**Entries provided:**

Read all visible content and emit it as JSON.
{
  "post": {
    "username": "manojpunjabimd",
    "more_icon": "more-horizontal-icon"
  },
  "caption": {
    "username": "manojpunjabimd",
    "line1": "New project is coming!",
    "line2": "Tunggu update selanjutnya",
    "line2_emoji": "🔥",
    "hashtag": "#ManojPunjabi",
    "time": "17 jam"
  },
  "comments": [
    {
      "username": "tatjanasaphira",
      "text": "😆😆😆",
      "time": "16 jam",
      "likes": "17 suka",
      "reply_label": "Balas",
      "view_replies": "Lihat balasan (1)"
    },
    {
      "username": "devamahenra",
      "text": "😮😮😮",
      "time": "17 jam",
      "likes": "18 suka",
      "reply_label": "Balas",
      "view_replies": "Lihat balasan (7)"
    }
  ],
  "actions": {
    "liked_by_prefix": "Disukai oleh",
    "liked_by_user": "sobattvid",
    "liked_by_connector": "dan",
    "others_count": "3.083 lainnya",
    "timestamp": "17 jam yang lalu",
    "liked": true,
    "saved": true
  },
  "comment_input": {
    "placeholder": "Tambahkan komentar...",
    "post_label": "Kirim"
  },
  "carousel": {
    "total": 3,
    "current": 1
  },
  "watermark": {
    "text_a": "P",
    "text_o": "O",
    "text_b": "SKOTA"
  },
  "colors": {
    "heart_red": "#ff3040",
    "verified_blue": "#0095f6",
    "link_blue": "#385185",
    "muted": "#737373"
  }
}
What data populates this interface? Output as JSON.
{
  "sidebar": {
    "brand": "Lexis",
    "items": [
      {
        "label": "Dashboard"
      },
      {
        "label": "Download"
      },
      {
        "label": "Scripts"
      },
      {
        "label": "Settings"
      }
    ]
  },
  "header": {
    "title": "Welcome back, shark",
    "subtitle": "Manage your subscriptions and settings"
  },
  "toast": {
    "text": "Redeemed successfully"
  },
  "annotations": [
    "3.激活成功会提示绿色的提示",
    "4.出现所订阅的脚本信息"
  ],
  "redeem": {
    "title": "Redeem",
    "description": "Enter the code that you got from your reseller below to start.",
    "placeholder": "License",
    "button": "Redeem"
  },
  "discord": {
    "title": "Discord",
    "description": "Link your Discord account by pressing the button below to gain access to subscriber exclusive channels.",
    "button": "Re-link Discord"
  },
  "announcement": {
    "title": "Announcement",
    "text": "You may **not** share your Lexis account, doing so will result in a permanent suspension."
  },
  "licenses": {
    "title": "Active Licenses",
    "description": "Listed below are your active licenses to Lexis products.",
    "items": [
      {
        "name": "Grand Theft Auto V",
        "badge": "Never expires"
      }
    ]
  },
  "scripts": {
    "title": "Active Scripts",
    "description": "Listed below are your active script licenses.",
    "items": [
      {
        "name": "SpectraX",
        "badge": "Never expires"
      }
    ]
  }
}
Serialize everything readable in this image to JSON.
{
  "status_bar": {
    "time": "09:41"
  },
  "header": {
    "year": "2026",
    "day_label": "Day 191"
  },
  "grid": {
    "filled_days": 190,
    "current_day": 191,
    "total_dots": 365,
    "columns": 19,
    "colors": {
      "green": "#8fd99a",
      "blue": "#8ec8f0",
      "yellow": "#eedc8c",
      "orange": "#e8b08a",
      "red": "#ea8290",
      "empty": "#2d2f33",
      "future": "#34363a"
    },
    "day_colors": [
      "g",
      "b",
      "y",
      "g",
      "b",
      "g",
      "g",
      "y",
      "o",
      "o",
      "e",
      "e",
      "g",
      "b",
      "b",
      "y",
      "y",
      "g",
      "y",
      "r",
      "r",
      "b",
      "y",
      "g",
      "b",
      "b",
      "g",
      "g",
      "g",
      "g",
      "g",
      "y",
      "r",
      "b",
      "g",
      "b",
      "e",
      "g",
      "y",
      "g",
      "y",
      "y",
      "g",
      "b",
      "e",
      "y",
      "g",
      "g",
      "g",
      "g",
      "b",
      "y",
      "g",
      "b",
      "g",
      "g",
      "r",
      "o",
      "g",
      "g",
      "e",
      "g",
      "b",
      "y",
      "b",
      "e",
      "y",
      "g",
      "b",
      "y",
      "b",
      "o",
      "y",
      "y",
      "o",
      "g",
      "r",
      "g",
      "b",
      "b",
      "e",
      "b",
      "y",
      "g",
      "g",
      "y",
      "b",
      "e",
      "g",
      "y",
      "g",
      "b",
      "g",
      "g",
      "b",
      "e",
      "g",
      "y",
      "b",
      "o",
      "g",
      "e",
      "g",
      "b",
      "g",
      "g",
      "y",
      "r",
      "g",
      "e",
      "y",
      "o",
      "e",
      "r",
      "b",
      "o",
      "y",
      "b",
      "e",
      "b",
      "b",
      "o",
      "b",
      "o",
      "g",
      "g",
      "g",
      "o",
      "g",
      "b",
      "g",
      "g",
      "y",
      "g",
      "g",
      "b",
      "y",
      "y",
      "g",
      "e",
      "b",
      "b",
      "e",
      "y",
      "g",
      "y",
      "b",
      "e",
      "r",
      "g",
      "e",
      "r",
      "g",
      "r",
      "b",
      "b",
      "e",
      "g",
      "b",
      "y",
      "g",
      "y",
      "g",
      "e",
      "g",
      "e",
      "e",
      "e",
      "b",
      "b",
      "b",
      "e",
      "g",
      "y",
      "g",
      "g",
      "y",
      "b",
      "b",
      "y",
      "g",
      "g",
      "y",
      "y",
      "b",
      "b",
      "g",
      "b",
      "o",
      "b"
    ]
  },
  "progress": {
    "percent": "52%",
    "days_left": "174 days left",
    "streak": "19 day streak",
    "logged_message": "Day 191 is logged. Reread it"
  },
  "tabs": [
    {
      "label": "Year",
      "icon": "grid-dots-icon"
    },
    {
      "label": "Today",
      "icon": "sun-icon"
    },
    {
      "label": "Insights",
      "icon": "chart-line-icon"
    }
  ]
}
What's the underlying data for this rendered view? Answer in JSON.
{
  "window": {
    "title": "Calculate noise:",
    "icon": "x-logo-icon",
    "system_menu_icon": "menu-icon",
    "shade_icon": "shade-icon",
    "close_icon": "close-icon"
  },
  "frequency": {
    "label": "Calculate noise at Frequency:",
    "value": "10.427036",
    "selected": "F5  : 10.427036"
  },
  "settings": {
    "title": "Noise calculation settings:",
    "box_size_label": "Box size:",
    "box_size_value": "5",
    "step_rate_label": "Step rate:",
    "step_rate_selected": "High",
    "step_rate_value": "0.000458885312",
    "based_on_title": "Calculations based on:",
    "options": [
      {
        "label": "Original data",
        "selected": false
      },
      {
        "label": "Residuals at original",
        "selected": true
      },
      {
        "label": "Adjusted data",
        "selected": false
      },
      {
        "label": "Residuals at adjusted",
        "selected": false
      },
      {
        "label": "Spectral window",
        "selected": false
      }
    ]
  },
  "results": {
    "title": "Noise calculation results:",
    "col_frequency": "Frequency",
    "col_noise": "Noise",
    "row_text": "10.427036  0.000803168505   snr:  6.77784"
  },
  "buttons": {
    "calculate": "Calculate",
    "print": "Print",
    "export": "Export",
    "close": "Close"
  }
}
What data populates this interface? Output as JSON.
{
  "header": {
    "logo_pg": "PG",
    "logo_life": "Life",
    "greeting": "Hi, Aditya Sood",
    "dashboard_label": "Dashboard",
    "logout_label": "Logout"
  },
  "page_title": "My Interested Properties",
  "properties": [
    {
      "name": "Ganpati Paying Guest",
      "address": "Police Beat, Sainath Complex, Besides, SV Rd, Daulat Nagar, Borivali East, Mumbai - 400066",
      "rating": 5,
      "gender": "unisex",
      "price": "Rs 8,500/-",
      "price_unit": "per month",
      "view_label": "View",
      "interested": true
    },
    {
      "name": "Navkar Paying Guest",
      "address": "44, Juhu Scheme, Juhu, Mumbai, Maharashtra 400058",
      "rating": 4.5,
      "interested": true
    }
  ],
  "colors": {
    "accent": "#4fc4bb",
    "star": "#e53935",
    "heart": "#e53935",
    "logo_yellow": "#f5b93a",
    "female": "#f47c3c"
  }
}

**Exercise objective:** Copy, from the material above, each line in which the string "description" occurs.

**Exercise solution:**
    "description": "Enter the code that you got from your reseller below to start.",
    "description": "Link your Discord account by pressing the button below to gain access to subscriber exclusive channels.",
    "description": "Listed below are your active licenses to Lexis products.",
    "description": "Listed below are your active script licenses.",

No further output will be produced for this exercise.